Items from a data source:
● ● ●

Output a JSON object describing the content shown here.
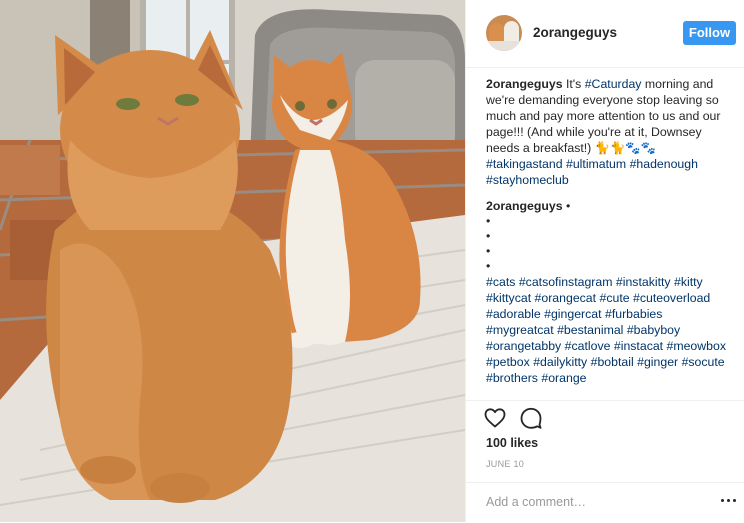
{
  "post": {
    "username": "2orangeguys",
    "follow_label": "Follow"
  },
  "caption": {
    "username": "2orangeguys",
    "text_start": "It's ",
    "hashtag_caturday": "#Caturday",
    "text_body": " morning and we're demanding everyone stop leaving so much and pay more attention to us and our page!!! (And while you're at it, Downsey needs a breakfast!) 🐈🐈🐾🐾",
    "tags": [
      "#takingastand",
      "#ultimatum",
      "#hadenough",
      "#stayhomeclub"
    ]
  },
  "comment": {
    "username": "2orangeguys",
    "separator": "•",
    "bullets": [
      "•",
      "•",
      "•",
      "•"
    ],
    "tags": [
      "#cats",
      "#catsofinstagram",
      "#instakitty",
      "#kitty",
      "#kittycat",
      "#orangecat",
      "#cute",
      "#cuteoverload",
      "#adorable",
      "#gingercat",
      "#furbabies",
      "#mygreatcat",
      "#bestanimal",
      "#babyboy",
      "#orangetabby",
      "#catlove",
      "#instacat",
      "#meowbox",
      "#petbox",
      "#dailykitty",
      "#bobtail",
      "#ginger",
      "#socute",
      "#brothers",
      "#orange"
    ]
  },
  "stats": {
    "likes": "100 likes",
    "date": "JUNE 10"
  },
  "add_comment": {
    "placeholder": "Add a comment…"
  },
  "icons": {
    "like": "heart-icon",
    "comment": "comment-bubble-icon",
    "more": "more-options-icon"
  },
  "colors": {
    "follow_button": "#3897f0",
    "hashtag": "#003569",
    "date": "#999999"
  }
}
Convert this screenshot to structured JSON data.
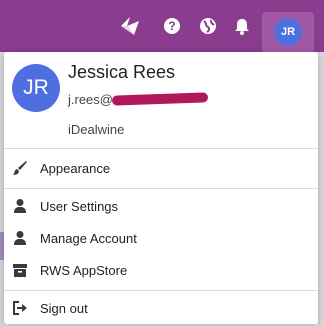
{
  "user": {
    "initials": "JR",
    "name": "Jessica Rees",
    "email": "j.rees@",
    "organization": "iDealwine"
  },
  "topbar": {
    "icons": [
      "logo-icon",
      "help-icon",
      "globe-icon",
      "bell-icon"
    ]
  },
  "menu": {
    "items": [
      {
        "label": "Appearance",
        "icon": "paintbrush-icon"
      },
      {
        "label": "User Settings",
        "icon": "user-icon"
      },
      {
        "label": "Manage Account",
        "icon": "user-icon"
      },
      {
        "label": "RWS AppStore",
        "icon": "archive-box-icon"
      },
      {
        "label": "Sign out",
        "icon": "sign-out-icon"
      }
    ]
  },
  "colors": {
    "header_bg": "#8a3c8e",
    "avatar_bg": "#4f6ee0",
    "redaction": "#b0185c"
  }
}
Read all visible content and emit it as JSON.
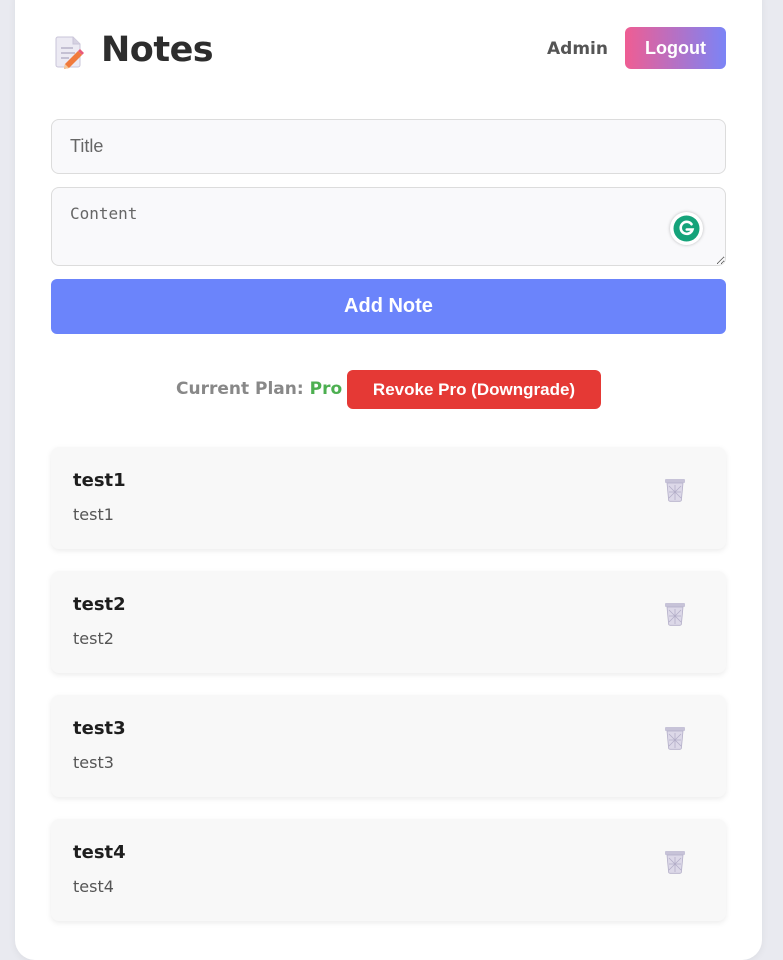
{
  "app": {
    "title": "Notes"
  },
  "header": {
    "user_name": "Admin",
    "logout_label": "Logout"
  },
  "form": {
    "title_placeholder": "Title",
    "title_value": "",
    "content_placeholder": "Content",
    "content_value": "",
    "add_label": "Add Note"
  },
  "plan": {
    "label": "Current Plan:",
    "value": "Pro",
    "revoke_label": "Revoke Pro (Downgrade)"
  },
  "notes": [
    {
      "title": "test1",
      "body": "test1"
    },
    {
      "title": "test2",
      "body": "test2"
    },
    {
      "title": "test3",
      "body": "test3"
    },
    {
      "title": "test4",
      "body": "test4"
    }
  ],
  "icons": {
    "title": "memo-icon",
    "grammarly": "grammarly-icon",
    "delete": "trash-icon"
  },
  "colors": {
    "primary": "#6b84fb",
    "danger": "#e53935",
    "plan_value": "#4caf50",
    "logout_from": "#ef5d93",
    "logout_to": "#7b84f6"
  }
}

● ● ●

Copy the listing exactly. Any image in it stays out of the copy.

# Output of the task:
Output a JSON object describing the content shown here.
{
  "post": {
    "username": "2orangeguys",
    "follow_label": "Follow"
  },
  "caption": {
    "username": "2orangeguys",
    "text_start": "It's ",
    "hashtag_caturday": "#Caturday",
    "text_body": " morning and we're demanding everyone stop leaving so much and pay more attention to us and our page!!! (And while you're at it, Downsey needs a breakfast!) 🐈🐈🐾🐾",
    "tags": [
      "#takingastand",
      "#ultimatum",
      "#hadenough",
      "#stayhomeclub"
    ]
  },
  "comment": {
    "username": "2orangeguys",
    "separator": "•",
    "bullets": [
      "•",
      "•",
      "•",
      "•"
    ],
    "tags": [
      "#cats",
      "#catsofinstagram",
      "#instakitty",
      "#kitty",
      "#kittycat",
      "#orangecat",
      "#cute",
      "#cuteoverload",
      "#adorable",
      "#gingercat",
      "#furbabies",
      "#mygreatcat",
      "#bestanimal",
      "#babyboy",
      "#orangetabby",
      "#catlove",
      "#instacat",
      "#meowbox",
      "#petbox",
      "#dailykitty",
      "#bobtail",
      "#ginger",
      "#socute",
      "#brothers",
      "#orange"
    ]
  },
  "stats": {
    "likes": "100 likes",
    "date": "JUNE 10"
  },
  "add_comment": {
    "placeholder": "Add a comment…"
  },
  "icons": {
    "like": "heart-icon",
    "comment": "comment-bubble-icon",
    "more": "more-options-icon"
  },
  "colors": {
    "follow_button": "#3897f0",
    "hashtag": "#003569",
    "date": "#999999"
  }
}
Convert this screenshot to structured JSON data.
{
  "user": {
    "initials": "JR",
    "name": "Jessica Rees",
    "email": "j.rees@",
    "organization": "iDealwine"
  },
  "topbar": {
    "icons": [
      "logo-icon",
      "help-icon",
      "globe-icon",
      "bell-icon"
    ]
  },
  "menu": {
    "items": [
      {
        "label": "Appearance",
        "icon": "paintbrush-icon"
      },
      {
        "label": "User Settings",
        "icon": "user-icon"
      },
      {
        "label": "Manage Account",
        "icon": "user-icon"
      },
      {
        "label": "RWS AppStore",
        "icon": "archive-box-icon"
      },
      {
        "label": "Sign out",
        "icon": "sign-out-icon"
      }
    ]
  },
  "colors": {
    "header_bg": "#8a3c8e",
    "avatar_bg": "#4f6ee0",
    "redaction": "#b0185c"
  }
}
Read all visible content and emit it as JSON.
{
  "app": {
    "title": "Notes"
  },
  "header": {
    "user_name": "Admin",
    "logout_label": "Logout"
  },
  "form": {
    "title_placeholder": "Title",
    "title_value": "",
    "content_placeholder": "Content",
    "content_value": "",
    "add_label": "Add Note"
  },
  "plan": {
    "label": "Current Plan:",
    "value": "Pro",
    "revoke_label": "Revoke Pro (Downgrade)"
  },
  "notes": [
    {
      "title": "test1",
      "body": "test1"
    },
    {
      "title": "test2",
      "body": "test2"
    },
    {
      "title": "test3",
      "body": "test3"
    },
    {
      "title": "test4",
      "body": "test4"
    }
  ],
  "icons": {
    "title": "memo-icon",
    "grammarly": "grammarly-icon",
    "delete": "trash-icon"
  },
  "colors": {
    "primary": "#6b84fb",
    "danger": "#e53935",
    "plan_value": "#4caf50",
    "logout_from": "#ef5d93",
    "logout_to": "#7b84f6"
  }
}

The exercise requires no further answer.